<<<<

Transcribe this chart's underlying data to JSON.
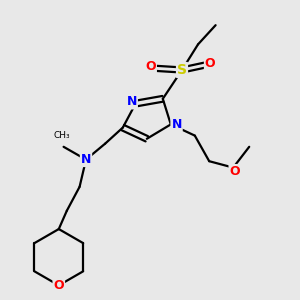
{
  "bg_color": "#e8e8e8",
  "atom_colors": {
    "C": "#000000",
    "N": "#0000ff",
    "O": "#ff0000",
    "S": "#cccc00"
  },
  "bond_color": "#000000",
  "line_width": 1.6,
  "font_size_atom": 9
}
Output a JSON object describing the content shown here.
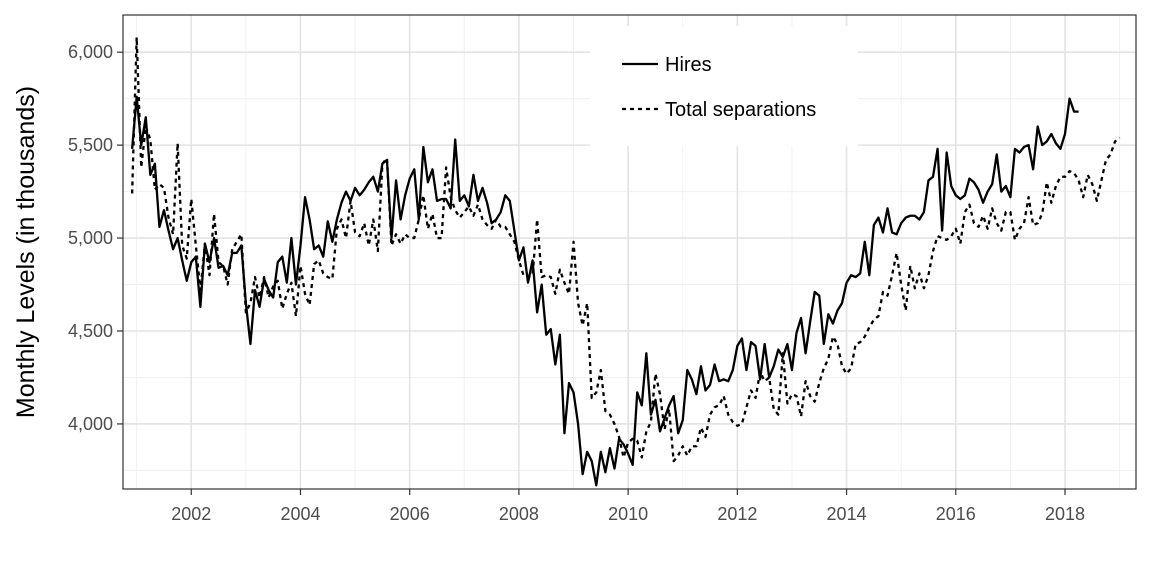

>>>>
<<<<

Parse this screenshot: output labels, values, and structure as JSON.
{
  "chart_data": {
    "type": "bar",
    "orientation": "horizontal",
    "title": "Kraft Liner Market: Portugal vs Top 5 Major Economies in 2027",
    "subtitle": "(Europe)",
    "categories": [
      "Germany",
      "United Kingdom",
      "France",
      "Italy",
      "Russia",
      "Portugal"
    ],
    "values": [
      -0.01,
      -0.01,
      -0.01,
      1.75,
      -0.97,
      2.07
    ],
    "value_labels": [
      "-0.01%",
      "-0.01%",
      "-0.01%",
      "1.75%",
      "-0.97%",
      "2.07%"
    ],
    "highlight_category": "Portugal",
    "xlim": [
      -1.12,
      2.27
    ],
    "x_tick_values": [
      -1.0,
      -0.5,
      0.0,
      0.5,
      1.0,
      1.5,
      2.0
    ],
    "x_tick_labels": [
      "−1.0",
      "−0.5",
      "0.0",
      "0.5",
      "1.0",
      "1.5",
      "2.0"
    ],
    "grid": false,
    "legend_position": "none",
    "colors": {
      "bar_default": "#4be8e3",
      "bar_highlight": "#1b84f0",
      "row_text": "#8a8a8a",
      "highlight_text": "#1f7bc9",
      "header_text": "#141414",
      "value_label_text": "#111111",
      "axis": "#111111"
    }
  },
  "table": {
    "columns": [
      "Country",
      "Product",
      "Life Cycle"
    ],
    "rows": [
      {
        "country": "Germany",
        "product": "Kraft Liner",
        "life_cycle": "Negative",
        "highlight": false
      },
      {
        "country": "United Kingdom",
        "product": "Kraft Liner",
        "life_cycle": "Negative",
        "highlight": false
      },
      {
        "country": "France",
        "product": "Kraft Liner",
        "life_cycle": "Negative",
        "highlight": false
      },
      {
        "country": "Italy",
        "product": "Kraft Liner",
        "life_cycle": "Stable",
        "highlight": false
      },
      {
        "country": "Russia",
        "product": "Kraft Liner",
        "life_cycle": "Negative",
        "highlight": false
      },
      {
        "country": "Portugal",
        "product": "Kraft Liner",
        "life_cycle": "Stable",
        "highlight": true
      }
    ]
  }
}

>>>>

» **TASK DIRECTIONS**
Write down exactly what the lines above say, from the line holding "Transcribe this chart's" through the line holding "Output a JSON", and nothing more. Do not copy the pictures.

» **SOLUTION TO THIS EXERCISE**
Transcribe this chart's underlying data to JSON.
{
  "bg_color": "#e8e8e8",
  "atom_colors": {
    "C": "#000000",
    "N": "#0000ff",
    "O": "#ff0000",
    "S": "#cccc00"
  },
  "bond_color": "#000000",
  "line_width": 1.6,
  "font_size_atom": 9
}
Output a JSON object describing the content shown here.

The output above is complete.